▶ _必須課題 a_
リスティングの先頭から「- bar: [929, 100, 964, 576]」を含む行までを、「bar-body」を「bar-fill」に置き換え、それ以外は変えずに書き直してください。

▶ _本文抜粋_
------------

今回、もともと1,000円の美術館を2,900円に値上げしたことによって、付加価値や体験が変わり入館者も昨対比で3.6倍に増えたっていうこれがすごい面白いですね。口コミが増えたり、コロナ前だったんですが、日本語以外に英語、中国に対応したことで海外の人たちも増えて。それによって入館者自体が増えたっていうのもあるんですけど、なにより面白いのが、もともとそんなに大きな美術館じゃなかったんですけど、一緒に行ったことによってグッズを作ったりとか、滞在時間が伸びた結果隣接のカフェやレストラン等に流れていって、施設全体の売り上げが11倍に伸びたというのが奇跡的でした。
このような事例を日本各地で増やしていきたいというのが、今まさにやっていることです。
「地方DX化・活性化」実現のために立ちふさがる課題
例えば、DXという言葉が走った結果、地域のほうでeコマースを作って乱立しているけれど全然売れないみたいな話ってけっこうある。
「手法ありき」で思考しないのは危険。このあたりの課題をもう少し詳しくみると自分なりに大きく3つぐらいあるかなぁと考えます。
まずどうなりたいってところの「ゴール」を明確化すること。当然ビジネスでやってるわけなので、集客と購入率と単価があって、どの数字をどう上げていくのかをちゃんと考えなきゃいけない。
今回のケースでいうとオーディオガイド周りサービスを作ることで、「単価」自体をしっかり上げていこうと。単価が上がって体験が良くなって、結果、集客が増えましたが、このあたりを計画段階で事前に明確化しておかないと、あやふやなものになっちゃうんじゃないかなと。
2つ目が「マーケティング思考」。先程も話に出た通り、単にネットで調べたらわかるような「無機質な情報」をオーディオ化しましたというだけじゃ意味がなく、インパクト的に弱い。観光業の場合は「体験」こそが売り物であるため(旅館やホテル、観光スポット等はあくまで体験を届けるための媒体・素材にすぎない)、いかに「素材」を活かして、料理してマーケティング観点から体験を演出していけるかと。
3つ目が、まさに地方創生における重要ポイントとなるのですが、「顧客の多様性の理解」ですね。例えば今まで観光ひとつとっても、観光バスでいっぱいお客さん連れてきて、観光バス誘致のためにどうしたらいいかみたいな話とか、大箱を用意する話が多かったけれど、どんどん変わっている。具体的には平日とかでも稼働できる人がたくさん増えてきたりとか、どこでもリモートワークできるようになってきて、土日にしかお客さん来なかったモデルが変わってきたり。
外国人がたくさん入ってきたりしても外国人って一言で言っても中国人と韓国人とアメリカ人とヨーロッパの人、全然違う話で、どのお客さんに新しく来てもらって、どのお客さんにリピートしてもらうかということの分解が結構できてない。なんとなく、この場所にこれを作れば売れるんじゃないかみたいな話が結構あるなぁと思ってます。以上、この3つとなるのですが、いかがでしょう?

------------

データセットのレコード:
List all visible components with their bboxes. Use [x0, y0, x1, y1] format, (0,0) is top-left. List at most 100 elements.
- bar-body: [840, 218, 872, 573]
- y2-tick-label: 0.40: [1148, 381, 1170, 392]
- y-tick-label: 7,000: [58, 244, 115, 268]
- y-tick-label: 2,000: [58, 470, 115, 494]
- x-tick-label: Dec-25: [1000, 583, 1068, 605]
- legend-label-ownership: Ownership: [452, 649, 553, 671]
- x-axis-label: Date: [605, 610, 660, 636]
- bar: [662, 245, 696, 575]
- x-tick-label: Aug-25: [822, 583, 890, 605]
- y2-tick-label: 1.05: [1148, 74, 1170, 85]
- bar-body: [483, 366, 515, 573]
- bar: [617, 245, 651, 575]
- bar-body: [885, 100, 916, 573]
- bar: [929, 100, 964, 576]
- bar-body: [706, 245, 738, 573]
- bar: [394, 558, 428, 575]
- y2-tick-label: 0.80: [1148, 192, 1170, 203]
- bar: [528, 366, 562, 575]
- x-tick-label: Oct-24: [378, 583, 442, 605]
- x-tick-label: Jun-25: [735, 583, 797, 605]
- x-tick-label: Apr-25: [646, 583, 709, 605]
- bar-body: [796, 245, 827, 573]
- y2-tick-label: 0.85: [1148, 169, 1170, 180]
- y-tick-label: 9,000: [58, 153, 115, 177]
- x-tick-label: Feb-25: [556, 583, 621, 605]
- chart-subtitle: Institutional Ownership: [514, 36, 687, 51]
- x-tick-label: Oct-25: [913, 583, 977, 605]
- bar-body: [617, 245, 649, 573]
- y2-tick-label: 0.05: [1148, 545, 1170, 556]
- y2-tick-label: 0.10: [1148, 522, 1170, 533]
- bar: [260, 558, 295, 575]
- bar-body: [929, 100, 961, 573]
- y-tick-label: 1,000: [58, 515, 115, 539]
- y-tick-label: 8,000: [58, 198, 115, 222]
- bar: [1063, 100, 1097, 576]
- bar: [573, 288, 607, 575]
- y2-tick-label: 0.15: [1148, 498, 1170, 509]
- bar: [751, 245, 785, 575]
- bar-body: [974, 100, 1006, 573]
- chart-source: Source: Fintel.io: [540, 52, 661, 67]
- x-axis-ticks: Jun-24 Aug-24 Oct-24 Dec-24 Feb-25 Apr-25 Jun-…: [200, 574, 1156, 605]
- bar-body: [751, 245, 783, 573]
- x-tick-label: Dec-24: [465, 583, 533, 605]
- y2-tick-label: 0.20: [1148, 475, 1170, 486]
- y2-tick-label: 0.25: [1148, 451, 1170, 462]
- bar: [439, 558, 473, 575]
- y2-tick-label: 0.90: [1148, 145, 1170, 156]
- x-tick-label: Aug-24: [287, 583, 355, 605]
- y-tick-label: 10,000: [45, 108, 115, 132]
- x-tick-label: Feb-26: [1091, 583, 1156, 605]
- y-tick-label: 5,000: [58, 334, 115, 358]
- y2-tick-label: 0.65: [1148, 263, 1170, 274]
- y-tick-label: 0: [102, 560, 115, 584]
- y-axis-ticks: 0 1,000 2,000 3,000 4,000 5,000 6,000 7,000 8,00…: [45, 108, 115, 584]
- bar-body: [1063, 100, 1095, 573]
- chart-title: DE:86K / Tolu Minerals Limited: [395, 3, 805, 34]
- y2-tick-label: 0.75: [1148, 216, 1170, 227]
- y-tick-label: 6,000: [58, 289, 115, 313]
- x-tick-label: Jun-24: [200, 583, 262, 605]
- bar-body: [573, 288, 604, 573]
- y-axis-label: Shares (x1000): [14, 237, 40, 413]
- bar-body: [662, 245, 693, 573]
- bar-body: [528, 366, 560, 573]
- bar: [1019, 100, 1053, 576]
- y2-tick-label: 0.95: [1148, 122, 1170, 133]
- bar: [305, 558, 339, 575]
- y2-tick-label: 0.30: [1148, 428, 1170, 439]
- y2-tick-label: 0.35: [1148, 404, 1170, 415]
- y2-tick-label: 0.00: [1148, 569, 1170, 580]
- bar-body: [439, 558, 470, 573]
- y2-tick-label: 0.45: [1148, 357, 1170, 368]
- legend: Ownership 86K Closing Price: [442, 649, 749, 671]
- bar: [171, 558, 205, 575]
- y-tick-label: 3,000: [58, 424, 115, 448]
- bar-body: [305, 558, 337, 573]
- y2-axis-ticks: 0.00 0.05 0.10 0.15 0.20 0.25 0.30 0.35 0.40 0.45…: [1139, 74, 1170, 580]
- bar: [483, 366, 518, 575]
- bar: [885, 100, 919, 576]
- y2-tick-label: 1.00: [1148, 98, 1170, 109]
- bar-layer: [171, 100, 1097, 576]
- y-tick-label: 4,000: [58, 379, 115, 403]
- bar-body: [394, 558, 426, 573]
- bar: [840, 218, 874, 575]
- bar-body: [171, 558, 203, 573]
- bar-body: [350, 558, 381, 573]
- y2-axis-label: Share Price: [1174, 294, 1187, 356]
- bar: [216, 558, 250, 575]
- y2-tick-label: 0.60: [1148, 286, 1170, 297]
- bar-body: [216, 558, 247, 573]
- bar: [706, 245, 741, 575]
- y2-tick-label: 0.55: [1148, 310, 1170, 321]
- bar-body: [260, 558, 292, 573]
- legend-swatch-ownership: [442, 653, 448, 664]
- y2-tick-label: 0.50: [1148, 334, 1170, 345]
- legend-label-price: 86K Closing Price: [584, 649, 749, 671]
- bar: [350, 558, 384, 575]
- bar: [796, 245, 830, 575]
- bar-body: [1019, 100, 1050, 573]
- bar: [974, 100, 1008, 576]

------------

▶ _必須課題 b_
地方活性化についての文章から、「3つ目が、まさに地方創生にお」で始まり「るのですが、いかがでしょう?」までの部分をそのまま書き写してください。

▶ _課題の解答 a_
List all visible components with their bboxes. Use [x0, y0, x1, y1] format, (0,0) is top-left. List at most 100 elements.
- bar-fill: [840, 218, 872, 573]
- y2-tick-label: 0.40: [1148, 381, 1170, 392]
- y-tick-label: 7,000: [58, 244, 115, 268]
- y-tick-label: 2,000: [58, 470, 115, 494]
- x-tick-label: Dec-25: [1000, 583, 1068, 605]
- legend-label-ownership: Ownership: [452, 649, 553, 671]
- x-axis-label: Date: [605, 610, 660, 636]
- bar: [662, 245, 696, 575]
- x-tick-label: Aug-25: [822, 583, 890, 605]
- y2-tick-label: 1.05: [1148, 74, 1170, 85]
- bar-fill: [483, 366, 515, 573]
- bar: [617, 245, 651, 575]
- bar-fill: [885, 100, 916, 573]
- bar: [929, 100, 964, 576]

▶ _課題の解答 b_
3つ目が、まさに地方創生における重要ポイントとなるのですが、「顧客の多様性の理解」ですね。例えば今まで観光ひとつとっても、観光バスでいっぱいお客さん連れてきて、観光バス誘致のためにどうしたらいいかみたいな話とか、大箱を用意する話が多かったけれど、どんどん変わっている。具体的には平日とかでも稼働できる人がたくさん増えてきたりとか、どこでもリモートワークできるようになってきて、土日にしかお客さん来なかったモデルが変わってきたり。
外国人がたくさん入ってきたりしても外国人って一言で言っても中国人と韓国人とアメリカ人とヨーロッパの人、全然違う話で、どのお客さんに新しく来てもらって、どのお客さんにリピートしてもらうかということの分解が結構できてない。なんとなく、この場所にこれを作れば売れるんじゃないかみたいな話が結構あるなぁと思ってます。以上、この3つとなるのですが、いかがでしょう?